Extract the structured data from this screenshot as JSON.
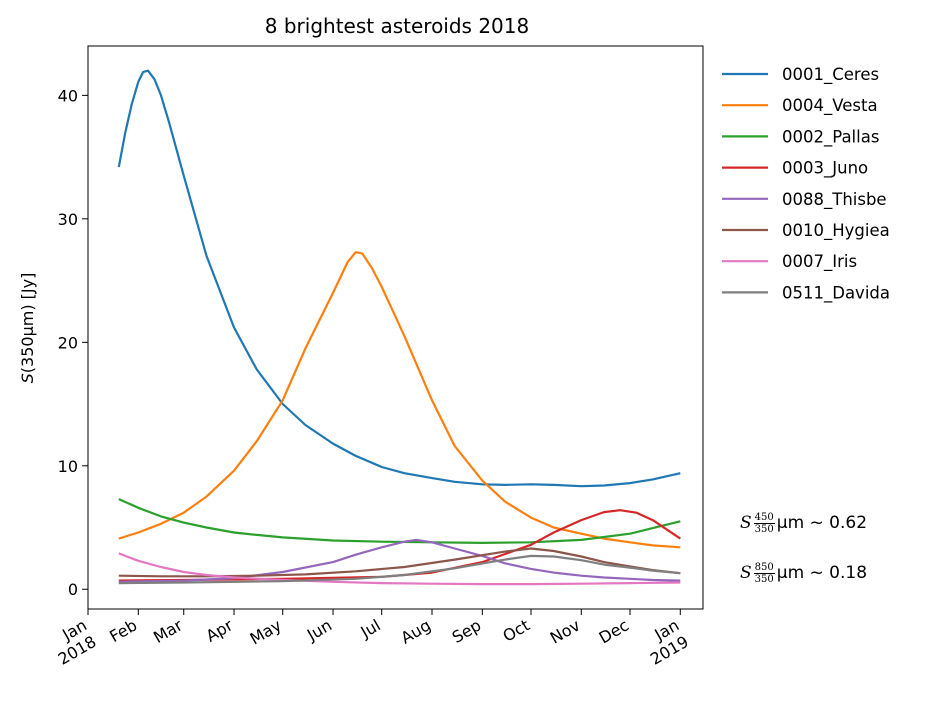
{
  "chart_data": {
    "type": "line",
    "title": "8 brightest asteroids 2018",
    "ylabel": "S(350μm) [Jy]",
    "xlabel": "",
    "xlim": [
      "2018-01-01",
      "2019-01-15"
    ],
    "ylim": [
      -1.6,
      44
    ],
    "y_ticks": [
      0,
      10,
      20,
      30,
      40
    ],
    "x_ticks": [
      {
        "date": "2018-01-01",
        "label": [
          "Jan",
          "2018"
        ]
      },
      {
        "date": "2018-02-01",
        "label": [
          "Feb"
        ]
      },
      {
        "date": "2018-03-01",
        "label": [
          "Mar"
        ]
      },
      {
        "date": "2018-04-01",
        "label": [
          "Apr"
        ]
      },
      {
        "date": "2018-05-01",
        "label": [
          "May"
        ]
      },
      {
        "date": "2018-06-01",
        "label": [
          "Jun"
        ]
      },
      {
        "date": "2018-07-01",
        "label": [
          "Jul"
        ]
      },
      {
        "date": "2018-08-01",
        "label": [
          "Aug"
        ]
      },
      {
        "date": "2018-09-01",
        "label": [
          "Sep"
        ]
      },
      {
        "date": "2018-10-01",
        "label": [
          "Oct"
        ]
      },
      {
        "date": "2018-11-01",
        "label": [
          "Nov"
        ]
      },
      {
        "date": "2018-12-01",
        "label": [
          "Dec"
        ]
      },
      {
        "date": "2019-01-01",
        "label": [
          "Jan",
          "2019"
        ]
      }
    ],
    "legend_position": "outside-right",
    "grid": false,
    "series": [
      {
        "name": "0001_Ceres",
        "color": "#1f77b4",
        "points": [
          [
            "2018-01-20",
            34.2
          ],
          [
            "2018-01-24",
            37.0
          ],
          [
            "2018-01-28",
            39.3
          ],
          [
            "2018-02-01",
            41.1
          ],
          [
            "2018-02-04",
            41.9
          ],
          [
            "2018-02-07",
            42.0
          ],
          [
            "2018-02-11",
            41.3
          ],
          [
            "2018-02-15",
            40.0
          ],
          [
            "2018-02-20",
            37.8
          ],
          [
            "2018-03-01",
            33.5
          ],
          [
            "2018-03-15",
            27.0
          ],
          [
            "2018-04-01",
            21.2
          ],
          [
            "2018-04-15",
            17.8
          ],
          [
            "2018-05-01",
            15.0
          ],
          [
            "2018-05-15",
            13.3
          ],
          [
            "2018-06-01",
            11.8
          ],
          [
            "2018-06-15",
            10.8
          ],
          [
            "2018-07-01",
            9.9
          ],
          [
            "2018-07-15",
            9.4
          ],
          [
            "2018-08-01",
            9.0
          ],
          [
            "2018-08-15",
            8.7
          ],
          [
            "2018-09-01",
            8.5
          ],
          [
            "2018-09-15",
            8.45
          ],
          [
            "2018-10-01",
            8.5
          ],
          [
            "2018-10-15",
            8.45
          ],
          [
            "2018-11-01",
            8.35
          ],
          [
            "2018-11-15",
            8.4
          ],
          [
            "2018-12-01",
            8.6
          ],
          [
            "2018-12-15",
            8.9
          ],
          [
            "2019-01-01",
            9.4
          ]
        ]
      },
      {
        "name": "0004_Vesta",
        "color": "#ff7f0e",
        "points": [
          [
            "2018-01-20",
            4.1
          ],
          [
            "2018-02-01",
            4.6
          ],
          [
            "2018-02-15",
            5.3
          ],
          [
            "2018-03-01",
            6.2
          ],
          [
            "2018-03-15",
            7.5
          ],
          [
            "2018-04-01",
            9.6
          ],
          [
            "2018-04-15",
            12.0
          ],
          [
            "2018-05-01",
            15.3
          ],
          [
            "2018-05-15",
            19.5
          ],
          [
            "2018-06-01",
            24.0
          ],
          [
            "2018-06-10",
            26.5
          ],
          [
            "2018-06-15",
            27.3
          ],
          [
            "2018-06-19",
            27.2
          ],
          [
            "2018-06-25",
            26.0
          ],
          [
            "2018-07-01",
            24.5
          ],
          [
            "2018-07-15",
            20.5
          ],
          [
            "2018-08-01",
            15.3
          ],
          [
            "2018-08-15",
            11.6
          ],
          [
            "2018-09-01",
            8.8
          ],
          [
            "2018-09-15",
            7.1
          ],
          [
            "2018-10-01",
            5.8
          ],
          [
            "2018-10-15",
            5.0
          ],
          [
            "2018-11-01",
            4.5
          ],
          [
            "2018-11-15",
            4.1
          ],
          [
            "2018-12-01",
            3.8
          ],
          [
            "2018-12-15",
            3.55
          ],
          [
            "2019-01-01",
            3.4
          ]
        ]
      },
      {
        "name": "0002_Pallas",
        "color": "#2ca02c",
        "points": [
          [
            "2018-01-20",
            7.3
          ],
          [
            "2018-02-01",
            6.6
          ],
          [
            "2018-02-15",
            5.9
          ],
          [
            "2018-03-01",
            5.4
          ],
          [
            "2018-03-15",
            5.0
          ],
          [
            "2018-04-01",
            4.6
          ],
          [
            "2018-04-15",
            4.4
          ],
          [
            "2018-05-01",
            4.2
          ],
          [
            "2018-06-01",
            3.95
          ],
          [
            "2018-07-01",
            3.85
          ],
          [
            "2018-08-01",
            3.8
          ],
          [
            "2018-09-01",
            3.75
          ],
          [
            "2018-10-01",
            3.8
          ],
          [
            "2018-11-01",
            4.0
          ],
          [
            "2018-12-01",
            4.5
          ],
          [
            "2018-12-15",
            4.95
          ],
          [
            "2019-01-01",
            5.5
          ]
        ]
      },
      {
        "name": "0003_Juno",
        "color": "#d62728",
        "points": [
          [
            "2018-01-20",
            0.7
          ],
          [
            "2018-03-01",
            0.75
          ],
          [
            "2018-05-01",
            0.85
          ],
          [
            "2018-07-01",
            1.0
          ],
          [
            "2018-08-01",
            1.35
          ],
          [
            "2018-09-01",
            2.2
          ],
          [
            "2018-10-01",
            3.6
          ],
          [
            "2018-10-15",
            4.6
          ],
          [
            "2018-11-01",
            5.6
          ],
          [
            "2018-11-15",
            6.25
          ],
          [
            "2018-11-25",
            6.4
          ],
          [
            "2018-12-05",
            6.2
          ],
          [
            "2018-12-15",
            5.6
          ],
          [
            "2019-01-01",
            4.1
          ]
        ]
      },
      {
        "name": "0088_Thisbe",
        "color": "#9467bd",
        "points": [
          [
            "2018-01-20",
            0.6
          ],
          [
            "2018-03-01",
            0.7
          ],
          [
            "2018-04-01",
            0.9
          ],
          [
            "2018-05-01",
            1.4
          ],
          [
            "2018-06-01",
            2.2
          ],
          [
            "2018-06-15",
            2.8
          ],
          [
            "2018-07-01",
            3.4
          ],
          [
            "2018-07-15",
            3.85
          ],
          [
            "2018-07-22",
            4.0
          ],
          [
            "2018-08-01",
            3.8
          ],
          [
            "2018-08-15",
            3.3
          ],
          [
            "2018-09-01",
            2.7
          ],
          [
            "2018-09-15",
            2.1
          ],
          [
            "2018-10-01",
            1.65
          ],
          [
            "2018-10-15",
            1.35
          ],
          [
            "2018-11-01",
            1.1
          ],
          [
            "2018-11-15",
            0.95
          ],
          [
            "2018-12-01",
            0.85
          ],
          [
            "2018-12-15",
            0.75
          ],
          [
            "2019-01-01",
            0.7
          ]
        ]
      },
      {
        "name": "0010_Hygiea",
        "color": "#8c564b",
        "points": [
          [
            "2018-01-20",
            1.1
          ],
          [
            "2018-02-15",
            1.05
          ],
          [
            "2018-03-15",
            1.05
          ],
          [
            "2018-04-15",
            1.1
          ],
          [
            "2018-05-15",
            1.2
          ],
          [
            "2018-06-15",
            1.45
          ],
          [
            "2018-07-15",
            1.8
          ],
          [
            "2018-08-15",
            2.4
          ],
          [
            "2018-09-15",
            3.05
          ],
          [
            "2018-10-01",
            3.3
          ],
          [
            "2018-10-15",
            3.1
          ],
          [
            "2018-11-01",
            2.65
          ],
          [
            "2018-11-15",
            2.2
          ],
          [
            "2018-12-01",
            1.85
          ],
          [
            "2018-12-15",
            1.55
          ],
          [
            "2019-01-01",
            1.3
          ]
        ]
      },
      {
        "name": "0007_Iris",
        "color": "#e377c2",
        "points": [
          [
            "2018-01-20",
            2.9
          ],
          [
            "2018-02-01",
            2.3
          ],
          [
            "2018-02-15",
            1.8
          ],
          [
            "2018-03-01",
            1.4
          ],
          [
            "2018-03-15",
            1.15
          ],
          [
            "2018-04-01",
            0.95
          ],
          [
            "2018-05-01",
            0.75
          ],
          [
            "2018-06-01",
            0.6
          ],
          [
            "2018-07-01",
            0.5
          ],
          [
            "2018-08-01",
            0.45
          ],
          [
            "2018-09-01",
            0.42
          ],
          [
            "2018-10-01",
            0.42
          ],
          [
            "2018-11-01",
            0.45
          ],
          [
            "2018-12-01",
            0.5
          ],
          [
            "2019-01-01",
            0.55
          ]
        ]
      },
      {
        "name": "0511_Davida",
        "color": "#7f7f7f",
        "points": [
          [
            "2018-01-20",
            0.5
          ],
          [
            "2018-03-01",
            0.55
          ],
          [
            "2018-05-01",
            0.65
          ],
          [
            "2018-06-15",
            0.85
          ],
          [
            "2018-07-15",
            1.15
          ],
          [
            "2018-08-15",
            1.7
          ],
          [
            "2018-09-15",
            2.4
          ],
          [
            "2018-10-01",
            2.7
          ],
          [
            "2018-10-15",
            2.65
          ],
          [
            "2018-11-01",
            2.35
          ],
          [
            "2018-11-15",
            2.0
          ],
          [
            "2018-12-01",
            1.75
          ],
          [
            "2018-12-15",
            1.5
          ],
          [
            "2019-01-01",
            1.3
          ]
        ]
      }
    ],
    "annotations": [
      {
        "id": "ratio-450",
        "prefix": "S",
        "num": "450",
        "den": "350",
        "suffix": "μm ~ 0.62"
      },
      {
        "id": "ratio-850",
        "prefix": "S",
        "num": "850",
        "den": "350",
        "suffix": "μm ~ 0.18"
      }
    ]
  }
}
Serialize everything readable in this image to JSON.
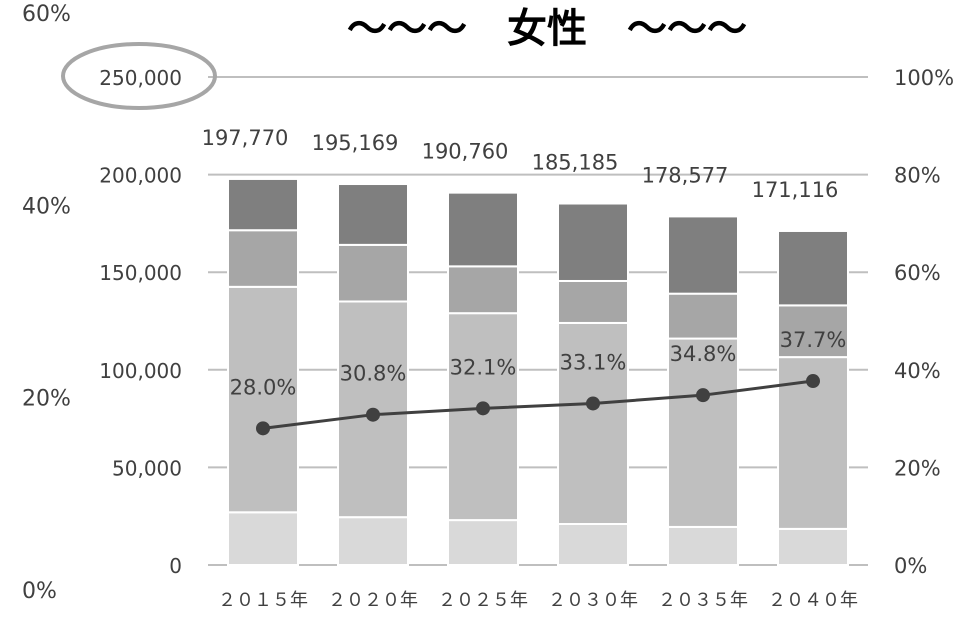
{
  "chart_data": {
    "type": "bar",
    "title": "〜〜〜　女性　〜〜〜",
    "categories": [
      "２０１５年",
      "２０２０年",
      "２０２５年",
      "２０３０年",
      "２０３５年",
      "２０４０年"
    ],
    "totals": [
      197770,
      195169,
      190760,
      185185,
      178577,
      171116
    ],
    "total_labels": [
      "197,770",
      "195,169",
      "190,760",
      "185,185",
      "178,577",
      "171,116"
    ],
    "stacks": [
      {
        "values": [
          27000,
          24500,
          23000,
          21000,
          19500,
          18500
        ],
        "color": "#d9d9d9"
      },
      {
        "values": [
          115500,
          110500,
          106000,
          103000,
          96500,
          88000
        ],
        "color": "#bfbfbf"
      },
      {
        "values": [
          29000,
          29000,
          24000,
          21500,
          23000,
          26500
        ],
        "color": "#a6a6a6"
      },
      {
        "values": [
          26270,
          31169,
          37760,
          39685,
          39577,
          38116
        ],
        "color": "#7f7f7f"
      }
    ],
    "line": {
      "values": [
        28.0,
        30.8,
        32.1,
        33.1,
        34.8,
        37.7
      ],
      "labels": [
        "28.0%",
        "30.8%",
        "32.1%",
        "33.1%",
        "34.8%",
        "37.7%"
      ],
      "color": "#404040"
    },
    "left_axis": {
      "ylim": [
        0,
        250000
      ],
      "ticks": [
        0,
        50000,
        100000,
        150000,
        200000,
        250000
      ],
      "tick_labels": [
        "0",
        "50,000",
        "100,000",
        "150,000",
        "200,000",
        "250,000"
      ]
    },
    "right_axis": {
      "ylim": [
        0,
        100
      ],
      "ticks": [
        0,
        20,
        40,
        60,
        80,
        100
      ],
      "tick_labels": [
        "0%",
        "20%",
        "40%",
        "60%",
        "80%",
        "100%"
      ]
    },
    "outer_axis": {
      "ylim": [
        0,
        60
      ],
      "ticks": [
        0,
        20,
        40,
        60
      ],
      "tick_labels": [
        "0%",
        "20%",
        "40%",
        "60%"
      ]
    },
    "highlighted_tick": "250,000",
    "grid": true,
    "legend": "none"
  }
}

## Task objective
Search the data above for the word "title", then gather each line in which it appears.

## Expected answer
    "title": "8 brightest asteroids 2018",
    "title": "〜〜〜　女性　〜〜〜",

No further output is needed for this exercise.